◆ What the task asks
Please transcribe the listing below in full, exactly as written, leaving out its pictures.

◆ Entries provided

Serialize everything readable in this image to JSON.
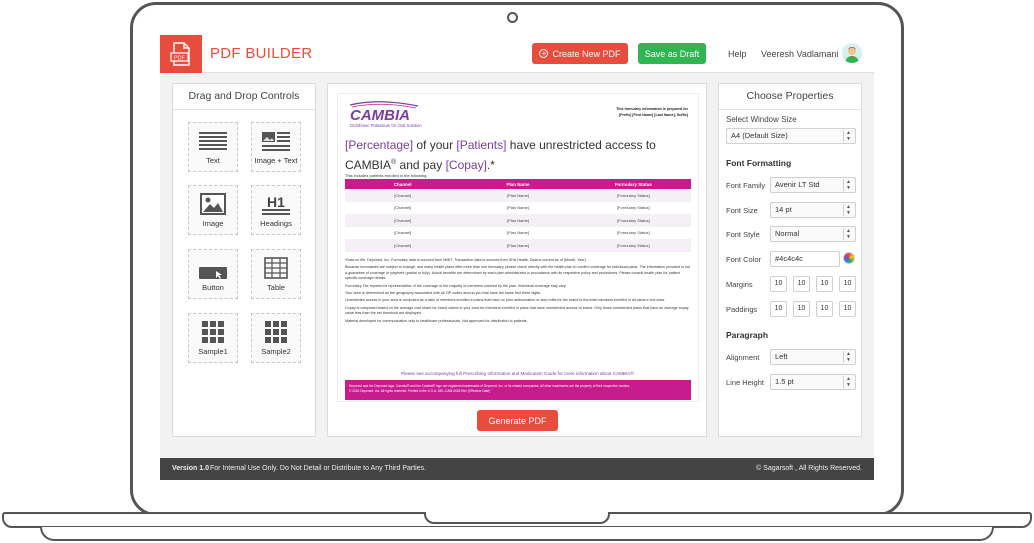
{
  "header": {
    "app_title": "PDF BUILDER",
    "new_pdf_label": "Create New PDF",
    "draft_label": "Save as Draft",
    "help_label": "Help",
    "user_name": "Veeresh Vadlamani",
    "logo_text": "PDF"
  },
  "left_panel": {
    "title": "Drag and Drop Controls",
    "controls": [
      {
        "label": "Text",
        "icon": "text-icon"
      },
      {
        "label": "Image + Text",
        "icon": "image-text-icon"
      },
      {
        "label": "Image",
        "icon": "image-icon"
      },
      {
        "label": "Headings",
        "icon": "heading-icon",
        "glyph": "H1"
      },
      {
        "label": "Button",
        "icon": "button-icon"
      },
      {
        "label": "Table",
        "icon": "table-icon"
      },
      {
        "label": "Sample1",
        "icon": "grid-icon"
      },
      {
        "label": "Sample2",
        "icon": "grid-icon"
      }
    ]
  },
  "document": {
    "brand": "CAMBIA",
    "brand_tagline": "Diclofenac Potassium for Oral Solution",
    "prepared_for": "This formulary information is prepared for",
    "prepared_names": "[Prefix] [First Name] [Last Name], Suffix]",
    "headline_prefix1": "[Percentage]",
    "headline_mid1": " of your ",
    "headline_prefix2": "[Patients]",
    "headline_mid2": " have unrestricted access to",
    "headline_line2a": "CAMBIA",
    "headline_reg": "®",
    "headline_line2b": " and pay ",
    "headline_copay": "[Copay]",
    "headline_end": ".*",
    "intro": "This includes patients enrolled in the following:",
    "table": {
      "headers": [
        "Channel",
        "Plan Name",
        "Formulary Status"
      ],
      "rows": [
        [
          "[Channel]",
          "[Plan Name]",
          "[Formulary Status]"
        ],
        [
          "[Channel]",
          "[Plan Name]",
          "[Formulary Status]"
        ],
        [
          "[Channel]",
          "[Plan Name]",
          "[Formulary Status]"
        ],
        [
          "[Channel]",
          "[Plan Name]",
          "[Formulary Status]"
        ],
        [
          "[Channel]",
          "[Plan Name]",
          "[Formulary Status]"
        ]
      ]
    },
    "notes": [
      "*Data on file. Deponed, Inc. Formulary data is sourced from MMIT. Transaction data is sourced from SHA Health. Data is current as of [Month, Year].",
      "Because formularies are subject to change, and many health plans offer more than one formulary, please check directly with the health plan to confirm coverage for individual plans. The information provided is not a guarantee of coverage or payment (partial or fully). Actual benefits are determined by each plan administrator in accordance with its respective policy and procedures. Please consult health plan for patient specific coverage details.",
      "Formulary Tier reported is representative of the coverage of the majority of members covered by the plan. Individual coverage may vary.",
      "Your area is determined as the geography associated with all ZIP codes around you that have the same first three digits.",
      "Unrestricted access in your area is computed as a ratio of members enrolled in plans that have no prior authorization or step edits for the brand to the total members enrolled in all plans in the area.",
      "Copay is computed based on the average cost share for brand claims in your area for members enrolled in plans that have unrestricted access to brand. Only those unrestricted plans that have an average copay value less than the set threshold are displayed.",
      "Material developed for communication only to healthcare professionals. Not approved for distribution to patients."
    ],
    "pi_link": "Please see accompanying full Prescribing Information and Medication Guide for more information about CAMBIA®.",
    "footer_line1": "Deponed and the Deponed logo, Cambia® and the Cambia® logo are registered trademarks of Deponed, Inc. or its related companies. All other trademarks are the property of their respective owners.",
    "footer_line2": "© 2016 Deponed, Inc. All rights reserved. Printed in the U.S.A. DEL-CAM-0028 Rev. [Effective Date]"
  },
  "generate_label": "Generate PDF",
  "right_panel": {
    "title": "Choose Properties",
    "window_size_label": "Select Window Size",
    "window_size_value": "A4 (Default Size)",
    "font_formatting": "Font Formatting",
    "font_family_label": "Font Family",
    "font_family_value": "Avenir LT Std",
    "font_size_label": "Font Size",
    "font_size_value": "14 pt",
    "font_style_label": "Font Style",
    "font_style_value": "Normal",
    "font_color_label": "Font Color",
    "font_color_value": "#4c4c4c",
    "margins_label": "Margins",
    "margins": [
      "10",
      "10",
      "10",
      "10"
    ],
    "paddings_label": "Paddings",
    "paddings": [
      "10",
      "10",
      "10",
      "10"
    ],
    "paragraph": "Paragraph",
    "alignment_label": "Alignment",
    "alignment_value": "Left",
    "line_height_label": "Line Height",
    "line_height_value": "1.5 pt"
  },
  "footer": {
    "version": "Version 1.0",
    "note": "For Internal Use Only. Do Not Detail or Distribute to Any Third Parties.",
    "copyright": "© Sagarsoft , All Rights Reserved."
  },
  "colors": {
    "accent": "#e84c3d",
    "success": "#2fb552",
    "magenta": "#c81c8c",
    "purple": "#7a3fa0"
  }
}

◆ Task solution
Serialize everything readable in this image to JSON.
{
  "header": {
    "app_title": "PDF BUILDER",
    "new_pdf_label": "Create New PDF",
    "draft_label": "Save as Draft",
    "help_label": "Help",
    "user_name": "Veeresh Vadlamani",
    "logo_text": "PDF"
  },
  "left_panel": {
    "title": "Drag and Drop Controls",
    "controls": [
      {
        "label": "Text",
        "icon": "text-icon"
      },
      {
        "label": "Image + Text",
        "icon": "image-text-icon"
      },
      {
        "label": "Image",
        "icon": "image-icon"
      },
      {
        "label": "Headings",
        "icon": "heading-icon",
        "glyph": "H1"
      },
      {
        "label": "Button",
        "icon": "button-icon"
      },
      {
        "label": "Table",
        "icon": "table-icon"
      },
      {
        "label": "Sample1",
        "icon": "grid-icon"
      },
      {
        "label": "Sample2",
        "icon": "grid-icon"
      }
    ]
  },
  "document": {
    "brand": "CAMBIA",
    "brand_tagline": "Diclofenac Potassium for Oral Solution",
    "prepared_for": "This formulary information is prepared for",
    "prepared_names": "[Prefix] [First Name] [Last Name], Suffix]",
    "headline_prefix1": "[Percentage]",
    "headline_mid1": " of your ",
    "headline_prefix2": "[Patients]",
    "headline_mid2": " have unrestricted access to",
    "headline_line2a": "CAMBIA",
    "headline_reg": "®",
    "headline_line2b": " and pay ",
    "headline_copay": "[Copay]",
    "headline_end": ".*",
    "intro": "This includes patients enrolled in the following:",
    "table": {
      "headers": [
        "Channel",
        "Plan Name",
        "Formulary Status"
      ],
      "rows": [
        [
          "[Channel]",
          "[Plan Name]",
          "[Formulary Status]"
        ],
        [
          "[Channel]",
          "[Plan Name]",
          "[Formulary Status]"
        ],
        [
          "[Channel]",
          "[Plan Name]",
          "[Formulary Status]"
        ],
        [
          "[Channel]",
          "[Plan Name]",
          "[Formulary Status]"
        ],
        [
          "[Channel]",
          "[Plan Name]",
          "[Formulary Status]"
        ]
      ]
    },
    "notes": [
      "*Data on file. Deponed, Inc. Formulary data is sourced from MMIT. Transaction data is sourced from SHA Health. Data is current as of [Month, Year].",
      "Because formularies are subject to change, and many health plans offer more than one formulary, please check directly with the health plan to confirm coverage for individual plans. The information provided is not a guarantee of coverage or payment (partial or fully). Actual benefits are determined by each plan administrator in accordance with its respective policy and procedures. Please consult health plan for patient specific coverage details.",
      "Formulary Tier reported is representative of the coverage of the majority of members covered by the plan. Individual coverage may vary.",
      "Your area is determined as the geography associated with all ZIP codes around you that have the same first three digits.",
      "Unrestricted access in your area is computed as a ratio of members enrolled in plans that have no prior authorization or step edits for the brand to the total members enrolled in all plans in the area.",
      "Copay is computed based on the average cost share for brand claims in your area for members enrolled in plans that have unrestricted access to brand. Only those unrestricted plans that have an average copay value less than the set threshold are displayed.",
      "Material developed for communication only to healthcare professionals. Not approved for distribution to patients."
    ],
    "pi_link": "Please see accompanying full Prescribing Information and Medication Guide for more information about CAMBIA®.",
    "footer_line1": "Deponed and the Deponed logo, Cambia® and the Cambia® logo are registered trademarks of Deponed, Inc. or its related companies. All other trademarks are the property of their respective owners.",
    "footer_line2": "© 2016 Deponed, Inc. All rights reserved. Printed in the U.S.A. DEL-CAM-0028 Rev. [Effective Date]"
  },
  "generate_label": "Generate PDF",
  "right_panel": {
    "title": "Choose Properties",
    "window_size_label": "Select Window Size",
    "window_size_value": "A4 (Default Size)",
    "font_formatting": "Font Formatting",
    "font_family_label": "Font Family",
    "font_family_value": "Avenir LT Std",
    "font_size_label": "Font Size",
    "font_size_value": "14 pt",
    "font_style_label": "Font Style",
    "font_style_value": "Normal",
    "font_color_label": "Font Color",
    "font_color_value": "#4c4c4c",
    "margins_label": "Margins",
    "margins": [
      "10",
      "10",
      "10",
      "10"
    ],
    "paddings_label": "Paddings",
    "paddings": [
      "10",
      "10",
      "10",
      "10"
    ],
    "paragraph": "Paragraph",
    "alignment_label": "Alignment",
    "alignment_value": "Left",
    "line_height_label": "Line Height",
    "line_height_value": "1.5 pt"
  },
  "footer": {
    "version": "Version 1.0",
    "note": "For Internal Use Only. Do Not Detail or Distribute to Any Third Parties.",
    "copyright": "© Sagarsoft , All Rights Reserved."
  },
  "colors": {
    "accent": "#e84c3d",
    "success": "#2fb552",
    "magenta": "#c81c8c",
    "purple": "#7a3fa0"
  }
}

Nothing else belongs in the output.